= Task directions =
Transcribe the full listing below exactly.

[Stored data entries]
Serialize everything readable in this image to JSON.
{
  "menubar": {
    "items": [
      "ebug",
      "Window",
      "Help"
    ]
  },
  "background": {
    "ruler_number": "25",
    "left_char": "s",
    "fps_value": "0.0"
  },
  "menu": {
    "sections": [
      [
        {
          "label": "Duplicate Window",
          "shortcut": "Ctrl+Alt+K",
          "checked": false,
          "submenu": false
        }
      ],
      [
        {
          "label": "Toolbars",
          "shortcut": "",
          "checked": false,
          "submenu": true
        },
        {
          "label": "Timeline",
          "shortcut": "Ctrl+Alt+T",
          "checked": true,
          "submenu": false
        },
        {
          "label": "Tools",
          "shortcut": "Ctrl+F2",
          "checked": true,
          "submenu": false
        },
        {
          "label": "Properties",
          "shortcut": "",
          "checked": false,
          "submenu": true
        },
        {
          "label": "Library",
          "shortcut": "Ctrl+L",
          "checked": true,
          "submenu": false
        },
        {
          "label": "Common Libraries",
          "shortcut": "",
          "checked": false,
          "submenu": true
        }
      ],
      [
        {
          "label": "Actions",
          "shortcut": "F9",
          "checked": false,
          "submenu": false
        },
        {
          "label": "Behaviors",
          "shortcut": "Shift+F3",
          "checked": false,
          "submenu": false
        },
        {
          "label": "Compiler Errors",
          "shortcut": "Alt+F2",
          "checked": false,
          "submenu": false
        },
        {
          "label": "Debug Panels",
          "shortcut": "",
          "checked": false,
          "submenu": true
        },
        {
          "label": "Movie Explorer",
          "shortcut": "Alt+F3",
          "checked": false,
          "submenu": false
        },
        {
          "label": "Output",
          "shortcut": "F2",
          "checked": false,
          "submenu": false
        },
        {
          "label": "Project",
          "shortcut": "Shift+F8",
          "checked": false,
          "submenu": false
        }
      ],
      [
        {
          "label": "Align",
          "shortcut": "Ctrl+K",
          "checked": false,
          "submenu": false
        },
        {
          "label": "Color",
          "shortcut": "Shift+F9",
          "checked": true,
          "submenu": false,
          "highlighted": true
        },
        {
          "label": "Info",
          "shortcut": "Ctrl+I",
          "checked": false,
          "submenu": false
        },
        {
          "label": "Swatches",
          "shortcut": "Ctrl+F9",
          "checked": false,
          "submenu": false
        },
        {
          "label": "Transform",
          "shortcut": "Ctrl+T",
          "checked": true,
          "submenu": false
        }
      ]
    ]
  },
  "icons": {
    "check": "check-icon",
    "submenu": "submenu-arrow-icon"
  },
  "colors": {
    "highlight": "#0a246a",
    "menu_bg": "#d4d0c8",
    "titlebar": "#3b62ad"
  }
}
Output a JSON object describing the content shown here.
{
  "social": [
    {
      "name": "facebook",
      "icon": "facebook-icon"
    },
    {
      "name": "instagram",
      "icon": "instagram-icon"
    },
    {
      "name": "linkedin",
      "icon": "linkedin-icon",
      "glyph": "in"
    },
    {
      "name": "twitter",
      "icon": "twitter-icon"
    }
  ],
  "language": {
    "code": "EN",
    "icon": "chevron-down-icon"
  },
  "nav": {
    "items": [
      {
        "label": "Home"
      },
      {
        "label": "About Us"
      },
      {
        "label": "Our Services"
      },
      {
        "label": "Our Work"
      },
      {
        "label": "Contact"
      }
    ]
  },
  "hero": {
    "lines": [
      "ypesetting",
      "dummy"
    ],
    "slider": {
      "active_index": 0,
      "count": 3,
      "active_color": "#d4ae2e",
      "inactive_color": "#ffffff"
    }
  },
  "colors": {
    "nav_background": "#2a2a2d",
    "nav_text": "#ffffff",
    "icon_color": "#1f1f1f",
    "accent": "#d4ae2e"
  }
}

= Solution to this exercise =
Serialize everything readable in this image to JSON.
{
  "menubar": {
    "items": [
      "ebug",
      "Window",
      "Help"
    ]
  },
  "background": {
    "ruler_number": "25",
    "left_char": "s",
    "fps_value": "0.0"
  },
  "menu": {
    "sections": [
      [
        {
          "label": "Duplicate Window",
          "shortcut": "Ctrl+Alt+K",
          "checked": false,
          "submenu": false
        }
      ],
      [
        {
          "label": "Toolbars",
          "shortcut": "",
          "checked": false,
          "submenu": true
        },
        {
          "label": "Timeline",
          "shortcut": "Ctrl+Alt+T",
          "checked": true,
          "submenu": false
        },
        {
          "label": "Tools",
          "shortcut": "Ctrl+F2",
          "checked": true,
          "submenu": false
        },
        {
          "label": "Properties",
          "shortcut": "",
          "checked": false,
          "submenu": true
        },
        {
          "label": "Library",
          "shortcut": "Ctrl+L",
          "checked": true,
          "submenu": false
        },
        {
          "label": "Common Libraries",
          "shortcut": "",
          "checked": false,
          "submenu": true
        }
      ],
      [
        {
          "label": "Actions",
          "shortcut": "F9",
          "checked": false,
          "submenu": false
        },
        {
          "label": "Behaviors",
          "shortcut": "Shift+F3",
          "checked": false,
          "submenu": false
        },
        {
          "label": "Compiler Errors",
          "shortcut": "Alt+F2",
          "checked": false,
          "submenu": false
        },
        {
          "label": "Debug Panels",
          "shortcut": "",
          "checked": false,
          "submenu": true
        },
        {
          "label": "Movie Explorer",
          "shortcut": "Alt+F3",
          "checked": false,
          "submenu": false
        },
        {
          "label": "Output",
          "shortcut": "F2",
          "checked": false,
          "submenu": false
        },
        {
          "label": "Project",
          "shortcut": "Shift+F8",
          "checked": false,
          "submenu": false
        }
      ],
      [
        {
          "label": "Align",
          "shortcut": "Ctrl+K",
          "checked": false,
          "submenu": false
        },
        {
          "label": "Color",
          "shortcut": "Shift+F9",
          "checked": true,
          "submenu": false,
          "highlighted": true
        },
        {
          "label": "Info",
          "shortcut": "Ctrl+I",
          "checked": false,
          "submenu": false
        },
        {
          "label": "Swatches",
          "shortcut": "Ctrl+F9",
          "checked": false,
          "submenu": false
        },
        {
          "label": "Transform",
          "shortcut": "Ctrl+T",
          "checked": true,
          "submenu": false
        }
      ]
    ]
  },
  "icons": {
    "check": "check-icon",
    "submenu": "submenu-arrow-icon"
  },
  "colors": {
    "highlight": "#0a246a",
    "menu_bg": "#d4d0c8",
    "titlebar": "#3b62ad"
  }
}
Output a JSON object describing the content shown here.
{
  "social": [
    {
      "name": "facebook",
      "icon": "facebook-icon"
    },
    {
      "name": "instagram",
      "icon": "instagram-icon"
    },
    {
      "name": "linkedin",
      "icon": "linkedin-icon",
      "glyph": "in"
    },
    {
      "name": "twitter",
      "icon": "twitter-icon"
    }
  ],
  "language": {
    "code": "EN",
    "icon": "chevron-down-icon"
  },
  "nav": {
    "items": [
      {
        "label": "Home"
      },
      {
        "label": "About Us"
      },
      {
        "label": "Our Services"
      },
      {
        "label": "Our Work"
      },
      {
        "label": "Contact"
      }
    ]
  },
  "hero": {
    "lines": [
      "ypesetting",
      "dummy"
    ],
    "slider": {
      "active_index": 0,
      "count": 3,
      "active_color": "#d4ae2e",
      "inactive_color": "#ffffff"
    }
  },
  "colors": {
    "nav_background": "#2a2a2d",
    "nav_text": "#ffffff",
    "icon_color": "#1f1f1f",
    "accent": "#d4ae2e"
  }
}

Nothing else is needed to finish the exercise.